#### WHAT NEEDS TO BE DONE
Can you reproduce the data beneath, keeping every line exact?

#### RAW DATA
(begin)

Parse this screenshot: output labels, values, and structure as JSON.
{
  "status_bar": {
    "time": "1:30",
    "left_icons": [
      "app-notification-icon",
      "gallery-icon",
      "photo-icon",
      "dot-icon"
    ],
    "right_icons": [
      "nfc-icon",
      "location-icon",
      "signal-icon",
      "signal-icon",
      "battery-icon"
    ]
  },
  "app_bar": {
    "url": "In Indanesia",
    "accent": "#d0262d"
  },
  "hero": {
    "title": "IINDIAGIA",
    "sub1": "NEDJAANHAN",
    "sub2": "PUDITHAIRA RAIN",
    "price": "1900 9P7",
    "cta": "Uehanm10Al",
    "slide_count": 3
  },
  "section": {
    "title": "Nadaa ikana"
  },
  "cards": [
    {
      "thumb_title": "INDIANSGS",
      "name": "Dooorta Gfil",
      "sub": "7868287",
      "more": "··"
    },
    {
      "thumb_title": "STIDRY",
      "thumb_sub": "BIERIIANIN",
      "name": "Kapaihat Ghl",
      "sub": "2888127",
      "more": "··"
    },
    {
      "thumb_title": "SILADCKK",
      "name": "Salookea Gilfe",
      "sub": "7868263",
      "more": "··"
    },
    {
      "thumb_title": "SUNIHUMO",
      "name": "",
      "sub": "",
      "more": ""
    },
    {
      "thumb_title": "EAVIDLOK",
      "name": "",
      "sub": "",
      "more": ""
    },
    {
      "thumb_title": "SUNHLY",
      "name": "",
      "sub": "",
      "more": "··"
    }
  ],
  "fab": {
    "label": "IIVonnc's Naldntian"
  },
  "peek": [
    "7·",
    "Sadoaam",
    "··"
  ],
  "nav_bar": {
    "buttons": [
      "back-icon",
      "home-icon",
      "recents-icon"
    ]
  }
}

(end)

#### ANSWER TO THIS PROBLEM
Parse this screenshot: output labels, values, and structure as JSON.
{
  "status_bar": {
    "time": "1:30",
    "left_icons": [
      "app-notification-icon",
      "gallery-icon",
      "photo-icon",
      "dot-icon"
    ],
    "right_icons": [
      "nfc-icon",
      "location-icon",
      "signal-icon",
      "signal-icon",
      "battery-icon"
    ]
  },
  "app_bar": {
    "url": "In Indanesia",
    "accent": "#d0262d"
  },
  "hero": {
    "title": "IINDIAGIA",
    "sub1": "NEDJAANHAN",
    "sub2": "PUDITHAIRA RAIN",
    "price": "1900 9P7",
    "cta": "Uehanm10Al",
    "slide_count": 3
  },
  "section": {
    "title": "Nadaa ikana"
  },
  "cards": [
    {
      "thumb_title": "INDIANSGS",
      "name": "Dooorta Gfil",
      "sub": "7868287",
      "more": "··"
    },
    {
      "thumb_title": "STIDRY",
      "thumb_sub": "BIERIIANIN",
      "name": "Kapaihat Ghl",
      "sub": "2888127",
      "more": "··"
    },
    {
      "thumb_title": "SILADCKK",
      "name": "Salookea Gilfe",
      "sub": "7868263",
      "more": "··"
    },
    {
      "thumb_title": "SUNIHUMO",
      "name": "",
      "sub": "",
      "more": ""
    },
    {
      "thumb_title": "EAVIDLOK",
      "name": "",
      "sub": "",
      "more": ""
    },
    {
      "thumb_title": "SUNHLY",
      "name": "",
      "sub": "",
      "more": "··"
    }
  ],
  "fab": {
    "label": "IIVonnc's Naldntian"
  },
  "peek": [
    "7·",
    "Sadoaam",
    "··"
  ],
  "nav_bar": {
    "buttons": [
      "back-icon",
      "home-icon",
      "recents-icon"
    ]
  }
}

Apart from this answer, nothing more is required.